> _WRITTEN TASK_: Each record below should be repeated precisely as written.

□ □ □ □ □

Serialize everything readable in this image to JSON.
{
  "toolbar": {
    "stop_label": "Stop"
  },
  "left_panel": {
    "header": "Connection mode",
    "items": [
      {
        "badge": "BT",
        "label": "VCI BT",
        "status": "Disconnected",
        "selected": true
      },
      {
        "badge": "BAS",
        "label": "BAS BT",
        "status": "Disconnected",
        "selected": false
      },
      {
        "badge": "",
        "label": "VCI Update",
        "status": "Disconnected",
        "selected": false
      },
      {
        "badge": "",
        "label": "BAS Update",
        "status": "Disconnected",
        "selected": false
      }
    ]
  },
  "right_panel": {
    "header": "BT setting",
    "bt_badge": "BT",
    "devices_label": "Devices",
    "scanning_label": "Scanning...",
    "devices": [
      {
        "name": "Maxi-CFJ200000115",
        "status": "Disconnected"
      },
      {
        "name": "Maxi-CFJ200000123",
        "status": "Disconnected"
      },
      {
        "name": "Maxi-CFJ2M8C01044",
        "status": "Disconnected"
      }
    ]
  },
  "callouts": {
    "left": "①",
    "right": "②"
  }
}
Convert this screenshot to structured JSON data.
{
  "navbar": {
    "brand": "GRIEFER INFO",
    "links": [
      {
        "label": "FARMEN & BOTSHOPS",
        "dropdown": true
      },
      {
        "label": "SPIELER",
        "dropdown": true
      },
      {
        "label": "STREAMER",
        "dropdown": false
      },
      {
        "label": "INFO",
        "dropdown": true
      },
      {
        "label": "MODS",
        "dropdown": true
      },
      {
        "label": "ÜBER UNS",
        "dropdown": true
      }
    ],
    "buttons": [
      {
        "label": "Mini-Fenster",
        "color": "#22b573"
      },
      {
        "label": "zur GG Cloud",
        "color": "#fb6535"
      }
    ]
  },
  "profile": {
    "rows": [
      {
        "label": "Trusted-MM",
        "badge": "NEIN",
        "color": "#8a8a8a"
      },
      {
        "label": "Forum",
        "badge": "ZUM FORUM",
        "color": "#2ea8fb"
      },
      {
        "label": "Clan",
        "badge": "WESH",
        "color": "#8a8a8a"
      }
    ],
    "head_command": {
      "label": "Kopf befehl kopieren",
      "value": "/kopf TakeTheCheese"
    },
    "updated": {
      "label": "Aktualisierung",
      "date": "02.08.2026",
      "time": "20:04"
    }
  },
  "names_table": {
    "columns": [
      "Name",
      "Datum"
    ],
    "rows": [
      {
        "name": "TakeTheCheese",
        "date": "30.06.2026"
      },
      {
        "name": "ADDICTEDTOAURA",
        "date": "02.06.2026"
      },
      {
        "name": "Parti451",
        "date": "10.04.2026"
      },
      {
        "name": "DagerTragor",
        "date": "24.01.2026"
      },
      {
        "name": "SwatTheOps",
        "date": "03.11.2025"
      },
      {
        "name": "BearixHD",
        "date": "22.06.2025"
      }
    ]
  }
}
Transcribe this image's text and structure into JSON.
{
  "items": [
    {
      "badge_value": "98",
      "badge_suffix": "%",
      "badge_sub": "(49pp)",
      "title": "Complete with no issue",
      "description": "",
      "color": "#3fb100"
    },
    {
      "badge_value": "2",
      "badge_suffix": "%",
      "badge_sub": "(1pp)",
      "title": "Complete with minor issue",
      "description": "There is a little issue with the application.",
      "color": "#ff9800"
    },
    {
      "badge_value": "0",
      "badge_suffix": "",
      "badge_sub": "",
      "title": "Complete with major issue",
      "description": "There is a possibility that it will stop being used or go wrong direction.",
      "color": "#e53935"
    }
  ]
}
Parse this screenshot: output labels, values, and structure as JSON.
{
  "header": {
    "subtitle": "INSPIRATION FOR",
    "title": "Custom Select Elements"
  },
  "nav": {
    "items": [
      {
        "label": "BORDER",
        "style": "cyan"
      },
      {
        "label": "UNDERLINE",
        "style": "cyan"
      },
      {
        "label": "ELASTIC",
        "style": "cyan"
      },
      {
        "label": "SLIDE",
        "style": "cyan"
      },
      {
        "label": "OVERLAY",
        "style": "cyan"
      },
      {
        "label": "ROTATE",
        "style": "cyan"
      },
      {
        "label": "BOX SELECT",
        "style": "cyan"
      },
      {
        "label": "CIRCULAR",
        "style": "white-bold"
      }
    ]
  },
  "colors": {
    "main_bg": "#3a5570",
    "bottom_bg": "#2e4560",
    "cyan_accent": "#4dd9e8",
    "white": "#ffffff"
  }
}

□ □ □ □ □

> _EXERCISE OUTPUT_:
Serialize everything readable in this image to JSON.
{
  "toolbar": {
    "stop_label": "Stop"
  },
  "left_panel": {
    "header": "Connection mode",
    "items": [
      {
        "badge": "BT",
        "label": "VCI BT",
        "status": "Disconnected",
        "selected": true
      },
      {
        "badge": "BAS",
        "label": "BAS BT",
        "status": "Disconnected",
        "selected": false
      },
      {
        "badge": "",
        "label": "VCI Update",
        "status": "Disconnected",
        "selected": false
      },
      {
        "badge": "",
        "label": "BAS Update",
        "status": "Disconnected",
        "selected": false
      }
    ]
  },
  "right_panel": {
    "header": "BT setting",
    "bt_badge": "BT",
    "devices_label": "Devices",
    "scanning_label": "Scanning...",
    "devices": [
      {
        "name": "Maxi-CFJ200000115",
        "status": "Disconnected"
      },
      {
        "name": "Maxi-CFJ200000123",
        "status": "Disconnected"
      },
      {
        "name": "Maxi-CFJ2M8C01044",
        "status": "Disconnected"
      }
    ]
  },
  "callouts": {
    "left": "①",
    "right": "②"
  }
}
Convert this screenshot to structured JSON data.
{
  "navbar": {
    "brand": "GRIEFER INFO",
    "links": [
      {
        "label": "FARMEN & BOTSHOPS",
        "dropdown": true
      },
      {
        "label": "SPIELER",
        "dropdown": true
      },
      {
        "label": "STREAMER",
        "dropdown": false
      },
      {
        "label": "INFO",
        "dropdown": true
      },
      {
        "label": "MODS",
        "dropdown": true
      },
      {
        "label": "ÜBER UNS",
        "dropdown": true
      }
    ],
    "buttons": [
      {
        "label": "Mini-Fenster",
        "color": "#22b573"
      },
      {
        "label": "zur GG Cloud",
        "color": "#fb6535"
      }
    ]
  },
  "profile": {
    "rows": [
      {
        "label": "Trusted-MM",
        "badge": "NEIN",
        "color": "#8a8a8a"
      },
      {
        "label": "Forum",
        "badge": "ZUM FORUM",
        "color": "#2ea8fb"
      },
      {
        "label": "Clan",
        "badge": "WESH",
        "color": "#8a8a8a"
      }
    ],
    "head_command": {
      "label": "Kopf befehl kopieren",
      "value": "/kopf TakeTheCheese"
    },
    "updated": {
      "label": "Aktualisierung",
      "date": "02.08.2026",
      "time": "20:04"
    }
  },
  "names_table": {
    "columns": [
      "Name",
      "Datum"
    ],
    "rows": [
      {
        "name": "TakeTheCheese",
        "date": "30.06.2026"
      },
      {
        "name": "ADDICTEDTOAURA",
        "date": "02.06.2026"
      },
      {
        "name": "Parti451",
        "date": "10.04.2026"
      },
      {
        "name": "DagerTragor",
        "date": "24.01.2026"
      },
      {
        "name": "SwatTheOps",
        "date": "03.11.2025"
      },
      {
        "name": "BearixHD",
        "date": "22.06.2025"
      }
    ]
  }
}
Transcribe this image's text and structure into JSON.
{
  "items": [
    {
      "badge_value": "98",
      "badge_suffix": "%",
      "badge_sub": "(49pp)",
      "title": "Complete with no issue",
      "description": "",
      "color": "#3fb100"
    },
    {
      "badge_value": "2",
      "badge_suffix": "%",
      "badge_sub": "(1pp)",
      "title": "Complete with minor issue",
      "description": "There is a little issue with the application.",
      "color": "#ff9800"
    },
    {
      "badge_value": "0",
      "badge_suffix": "",
      "badge_sub": "",
      "title": "Complete with major issue",
      "description": "There is a possibility that it will stop being used or go wrong direction.",
      "color": "#e53935"
    }
  ]
}
Parse this screenshot: output labels, values, and structure as JSON.
{
  "header": {
    "subtitle": "INSPIRATION FOR",
    "title": "Custom Select Elements"
  },
  "nav": {
    "items": [
      {
        "label": "BORDER",
        "style": "cyan"
      },
      {
        "label": "UNDERLINE",
        "style": "cyan"
      },
      {
        "label": "ELASTIC",
        "style": "cyan"
      },
      {
        "label": "SLIDE",
        "style": "cyan"
      },
      {
        "label": "OVERLAY",
        "style": "cyan"
      },
      {
        "label": "ROTATE",
        "style": "cyan"
      },
      {
        "label": "BOX SELECT",
        "style": "cyan"
      },
      {
        "label": "CIRCULAR",
        "style": "white-bold"
      }
    ]
  },
  "colors": {
    "main_bg": "#3a5570",
    "bottom_bg": "#2e4560",
    "cyan_accent": "#4dd9e8",
    "white": "#ffffff"
  }
}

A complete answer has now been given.